[Information shown]
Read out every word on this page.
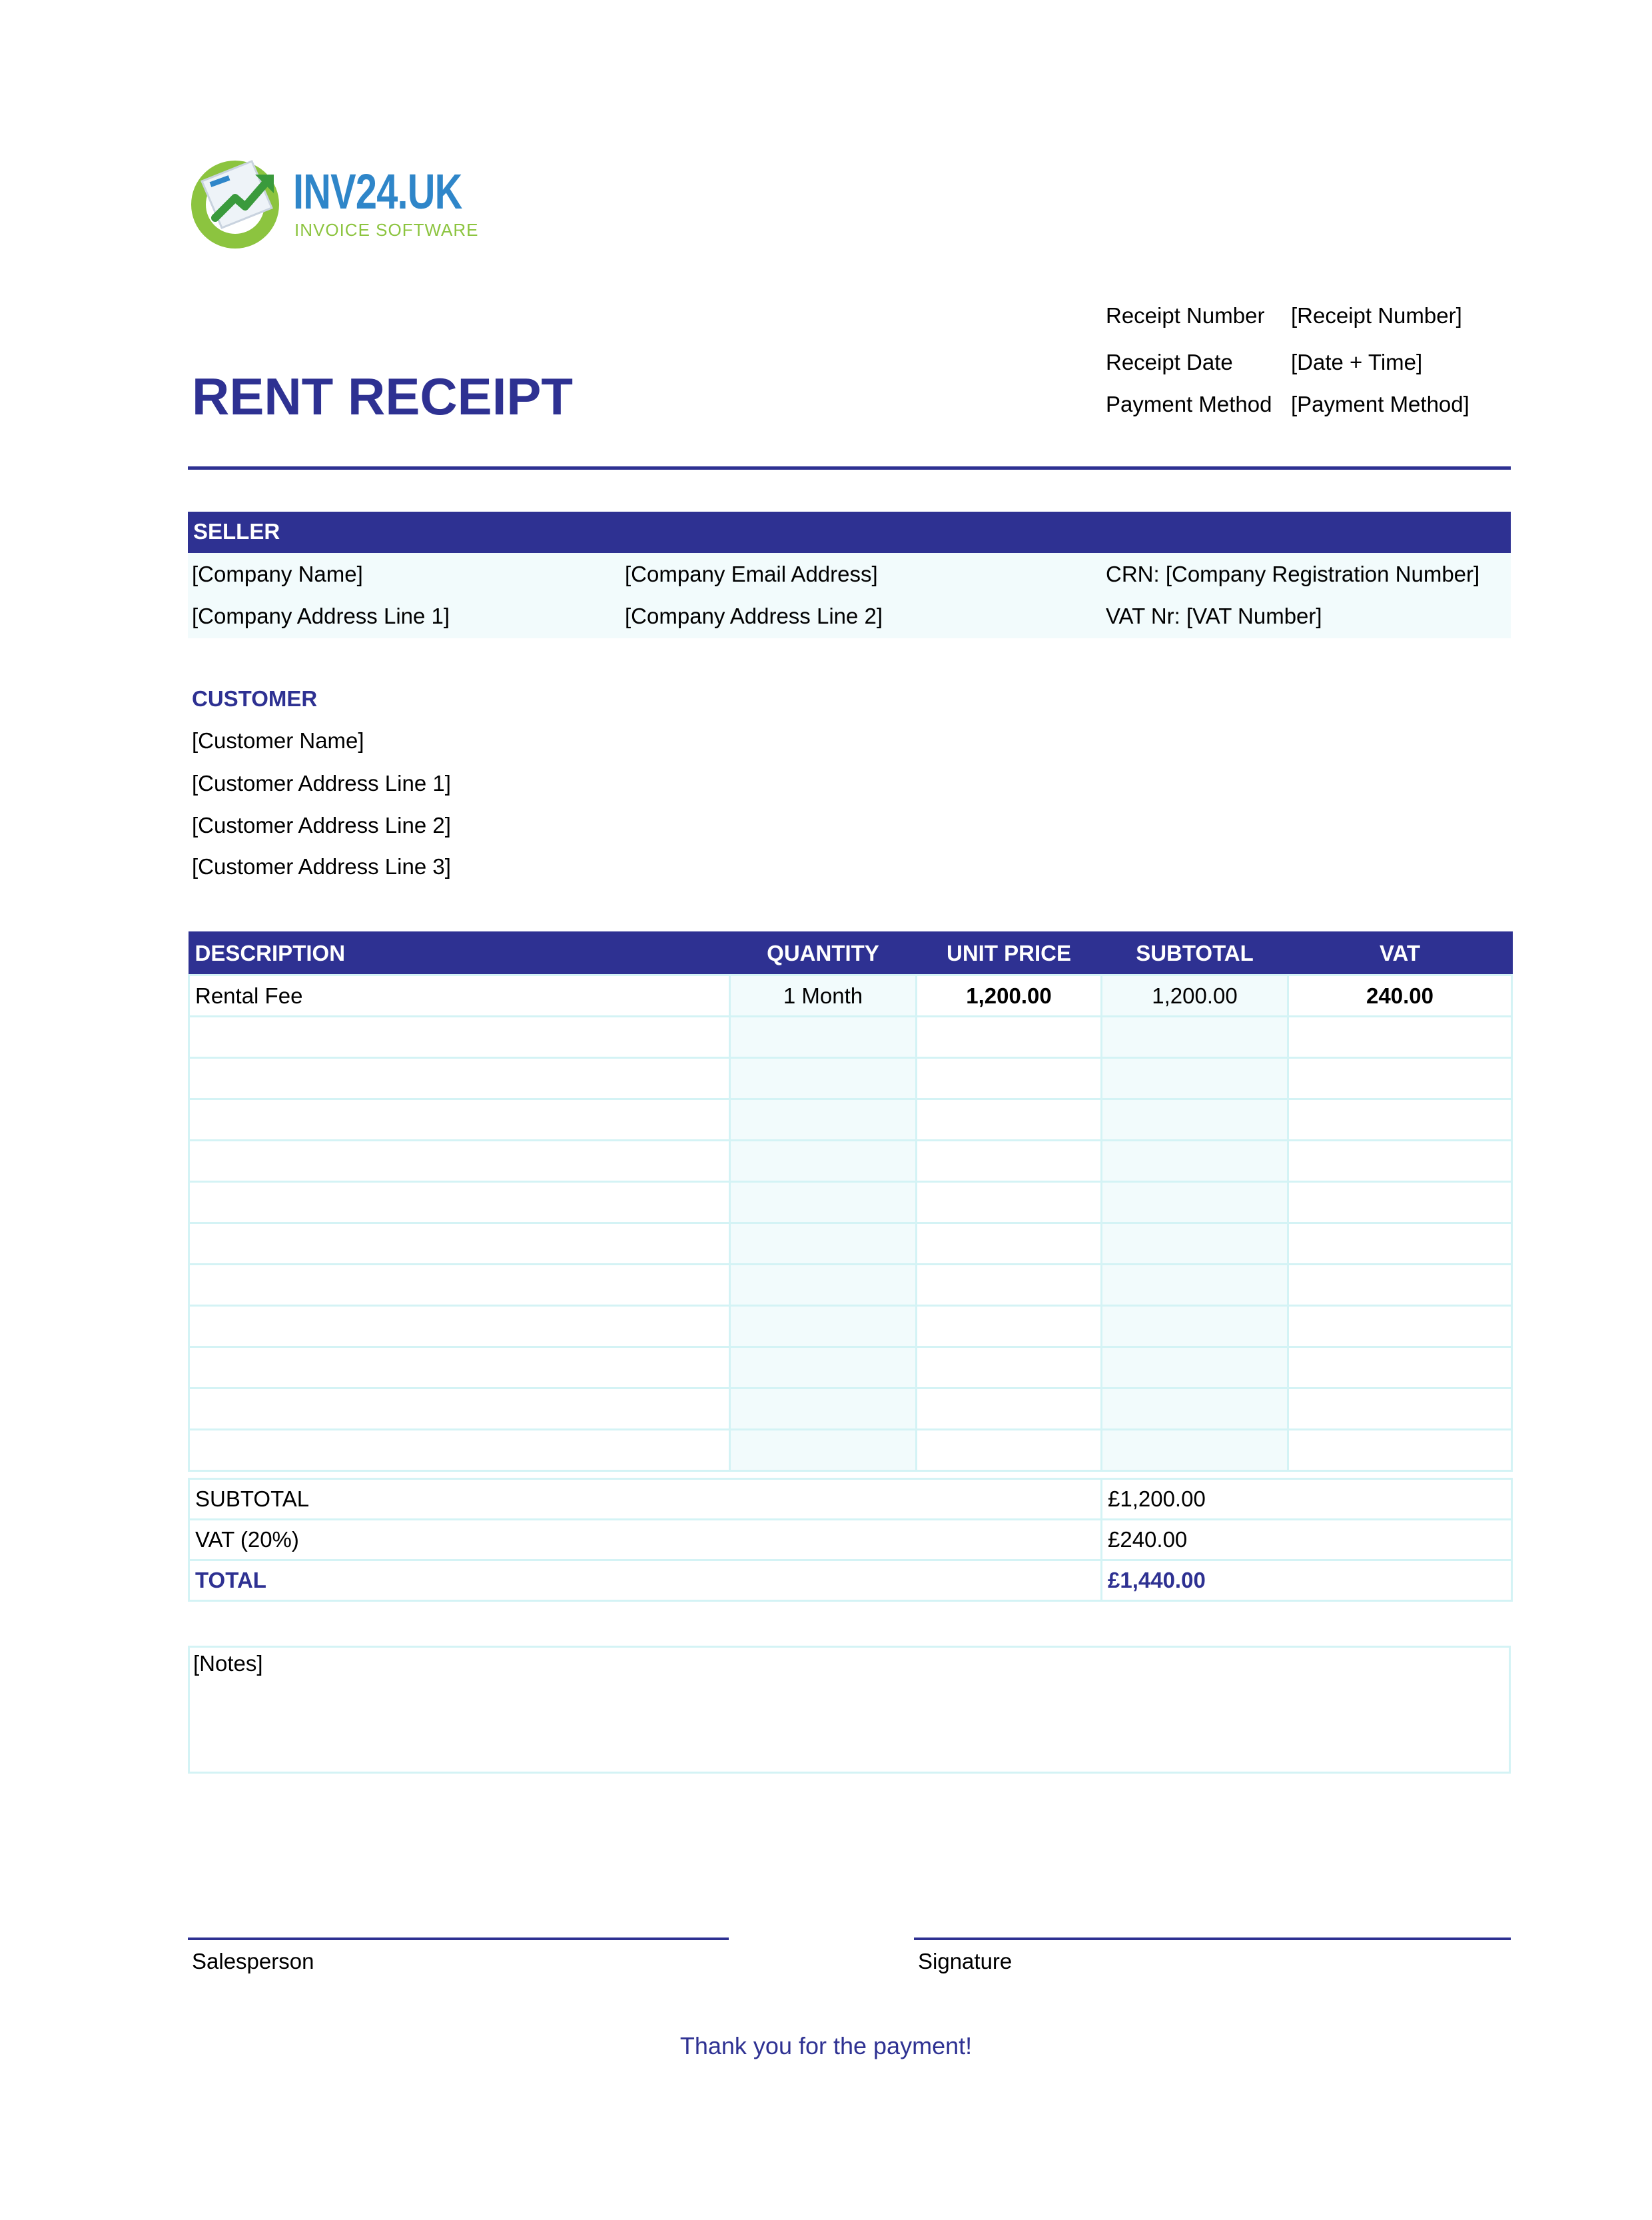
INV24.UK
INVOICE SOFTWARE
Receipt Number [Receipt Number]
Receipt Date	[Date + Time]
Payment Method [Payment Method]
RENT RECEIPT
SELLER
[Company Name]	[Company Email Address]	CRN: [Company Registration Number]
[Company Address Line 1]	[Company Address Line 2]	VAT Nr: [VAT Number]
CUSTOMER
[Customer Name]
[Customer Address Line 1]
[Customer Address Line 2]
[Customer Address Line 3]
DESCRIPTION	QUANTITY	UNIT PRICE	SUBTOTAL	VAT
Rental Fee	1 Month	1,200.00	1,200.00	240.00

SUBTOTAL	£1,200.00
VAT (20%)	£240.00
TOTAL	£1,440.00
[Notes]
Salesperson	Signature
Thank you for the payment!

[Directions] Reproduce the whole listing word for word, setting aside any pictures.

[Full output]
Read out every word on this page.
INV24.UK
INVOICE SOFTWARE
Receipt Number [Receipt Number]
Receipt Date	[Date + Time]
Payment Method [Payment Method]
RENT RECEIPT
SELLER
[Company Name]	[Company Email Address]	CRN: [Company Registration Number]
[Company Address Line 1]	[Company Address Line 2]	VAT Nr: [VAT Number]
CUSTOMER
[Customer Name]
[Customer Address Line 1]
[Customer Address Line 2]
[Customer Address Line 3]
DESCRIPTION	QUANTITY	UNIT PRICE	SUBTOTAL	VAT
Rental Fee	1 Month	1,200.00	1,200.00	240.00

SUBTOTAL	£1,200.00
VAT (20%)	£240.00
TOTAL	£1,440.00
[Notes]
Salesperson	Signature
Thank you for the payment!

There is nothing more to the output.